[Given entries]
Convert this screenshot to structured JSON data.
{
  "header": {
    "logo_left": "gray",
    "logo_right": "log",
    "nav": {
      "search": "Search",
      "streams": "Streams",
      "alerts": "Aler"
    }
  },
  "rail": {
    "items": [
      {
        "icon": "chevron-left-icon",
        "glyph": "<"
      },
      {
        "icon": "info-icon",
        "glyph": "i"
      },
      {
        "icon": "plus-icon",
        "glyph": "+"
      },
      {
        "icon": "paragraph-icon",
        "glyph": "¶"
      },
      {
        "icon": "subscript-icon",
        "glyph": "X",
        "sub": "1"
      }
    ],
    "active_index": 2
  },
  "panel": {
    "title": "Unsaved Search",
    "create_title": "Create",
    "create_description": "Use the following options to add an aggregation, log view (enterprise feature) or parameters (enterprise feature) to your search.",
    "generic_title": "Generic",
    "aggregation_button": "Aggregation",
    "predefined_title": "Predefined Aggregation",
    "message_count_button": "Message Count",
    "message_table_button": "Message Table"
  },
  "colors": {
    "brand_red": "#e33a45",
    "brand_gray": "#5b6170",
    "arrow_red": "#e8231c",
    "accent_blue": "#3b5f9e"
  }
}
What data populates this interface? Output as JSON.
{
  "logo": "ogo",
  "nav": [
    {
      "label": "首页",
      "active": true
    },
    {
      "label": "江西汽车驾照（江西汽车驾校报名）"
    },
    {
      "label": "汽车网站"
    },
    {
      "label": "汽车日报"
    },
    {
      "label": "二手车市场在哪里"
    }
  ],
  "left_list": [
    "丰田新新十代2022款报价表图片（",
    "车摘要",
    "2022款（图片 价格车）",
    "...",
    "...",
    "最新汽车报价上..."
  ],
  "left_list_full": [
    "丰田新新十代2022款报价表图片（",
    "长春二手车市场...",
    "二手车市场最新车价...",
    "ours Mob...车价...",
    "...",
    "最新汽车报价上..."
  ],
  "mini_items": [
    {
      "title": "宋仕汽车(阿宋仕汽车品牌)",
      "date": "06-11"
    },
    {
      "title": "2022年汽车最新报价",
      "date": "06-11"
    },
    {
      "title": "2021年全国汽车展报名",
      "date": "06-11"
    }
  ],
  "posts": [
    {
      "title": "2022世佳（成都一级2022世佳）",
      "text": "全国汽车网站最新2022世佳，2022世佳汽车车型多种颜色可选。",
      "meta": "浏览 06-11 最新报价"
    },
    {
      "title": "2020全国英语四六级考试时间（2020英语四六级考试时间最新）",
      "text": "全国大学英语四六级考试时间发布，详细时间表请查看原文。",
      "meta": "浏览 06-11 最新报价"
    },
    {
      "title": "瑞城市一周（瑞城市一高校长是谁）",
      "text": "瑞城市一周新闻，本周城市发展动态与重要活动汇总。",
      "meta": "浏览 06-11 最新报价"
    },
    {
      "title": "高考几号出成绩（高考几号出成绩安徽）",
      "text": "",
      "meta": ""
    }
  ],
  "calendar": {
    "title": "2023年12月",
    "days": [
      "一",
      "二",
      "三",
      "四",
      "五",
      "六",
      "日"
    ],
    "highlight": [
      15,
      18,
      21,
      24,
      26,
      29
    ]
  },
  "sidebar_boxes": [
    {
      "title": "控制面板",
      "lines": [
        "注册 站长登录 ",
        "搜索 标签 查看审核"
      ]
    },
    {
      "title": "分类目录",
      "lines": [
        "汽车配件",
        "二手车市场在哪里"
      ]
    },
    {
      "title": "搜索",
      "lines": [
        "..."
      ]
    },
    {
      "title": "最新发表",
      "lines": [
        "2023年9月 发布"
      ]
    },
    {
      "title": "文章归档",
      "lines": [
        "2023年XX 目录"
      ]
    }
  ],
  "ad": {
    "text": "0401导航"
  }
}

[Work required] Print the listing above in full, exactly as it is.

[Problem solution]
Convert this screenshot to structured JSON data.
{
  "header": {
    "logo_left": "gray",
    "logo_right": "log",
    "nav": {
      "search": "Search",
      "streams": "Streams",
      "alerts": "Aler"
    }
  },
  "rail": {
    "items": [
      {
        "icon": "chevron-left-icon",
        "glyph": "<"
      },
      {
        "icon": "info-icon",
        "glyph": "i"
      },
      {
        "icon": "plus-icon",
        "glyph": "+"
      },
      {
        "icon": "paragraph-icon",
        "glyph": "¶"
      },
      {
        "icon": "subscript-icon",
        "glyph": "X",
        "sub": "1"
      }
    ],
    "active_index": 2
  },
  "panel": {
    "title": "Unsaved Search",
    "create_title": "Create",
    "create_description": "Use the following options to add an aggregation, log view (enterprise feature) or parameters (enterprise feature) to your search.",
    "generic_title": "Generic",
    "aggregation_button": "Aggregation",
    "predefined_title": "Predefined Aggregation",
    "message_count_button": "Message Count",
    "message_table_button": "Message Table"
  },
  "colors": {
    "brand_red": "#e33a45",
    "brand_gray": "#5b6170",
    "arrow_red": "#e8231c",
    "accent_blue": "#3b5f9e"
  }
}
What data populates this interface? Output as JSON.
{
  "logo": "ogo",
  "nav": [
    {
      "label": "首页",
      "active": true
    },
    {
      "label": "江西汽车驾照（江西汽车驾校报名）"
    },
    {
      "label": "汽车网站"
    },
    {
      "label": "汽车日报"
    },
    {
      "label": "二手车市场在哪里"
    }
  ],
  "left_list": [
    "丰田新新十代2022款报价表图片（",
    "车摘要",
    "2022款（图片 价格车）",
    "...",
    "...",
    "最新汽车报价上..."
  ],
  "left_list_full": [
    "丰田新新十代2022款报价表图片（",
    "长春二手车市场...",
    "二手车市场最新车价...",
    "ours Mob...车价...",
    "...",
    "最新汽车报价上..."
  ],
  "mini_items": [
    {
      "title": "宋仕汽车(阿宋仕汽车品牌)",
      "date": "06-11"
    },
    {
      "title": "2022年汽车最新报价",
      "date": "06-11"
    },
    {
      "title": "2021年全国汽车展报名",
      "date": "06-11"
    }
  ],
  "posts": [
    {
      "title": "2022世佳（成都一级2022世佳）",
      "text": "全国汽车网站最新2022世佳，2022世佳汽车车型多种颜色可选。",
      "meta": "浏览 06-11 最新报价"
    },
    {
      "title": "2020全国英语四六级考试时间（2020英语四六级考试时间最新）",
      "text": "全国大学英语四六级考试时间发布，详细时间表请查看原文。",
      "meta": "浏览 06-11 最新报价"
    },
    {
      "title": "瑞城市一周（瑞城市一高校长是谁）",
      "text": "瑞城市一周新闻，本周城市发展动态与重要活动汇总。",
      "meta": "浏览 06-11 最新报价"
    },
    {
      "title": "高考几号出成绩（高考几号出成绩安徽）",
      "text": "",
      "meta": ""
    }
  ],
  "calendar": {
    "title": "2023年12月",
    "days": [
      "一",
      "二",
      "三",
      "四",
      "五",
      "六",
      "日"
    ],
    "highlight": [
      15,
      18,
      21,
      24,
      26,
      29
    ]
  },
  "sidebar_boxes": [
    {
      "title": "控制面板",
      "lines": [
        "注册 站长登录 ",
        "搜索 标签 查看审核"
      ]
    },
    {
      "title": "分类目录",
      "lines": [
        "汽车配件",
        "二手车市场在哪里"
      ]
    },
    {
      "title": "搜索",
      "lines": [
        "..."
      ]
    },
    {
      "title": "最新发表",
      "lines": [
        "2023年9月 发布"
      ]
    },
    {
      "title": "文章归档",
      "lines": [
        "2023年XX 目录"
      ]
    }
  ],
  "ad": {
    "text": "0401导航"
  }
}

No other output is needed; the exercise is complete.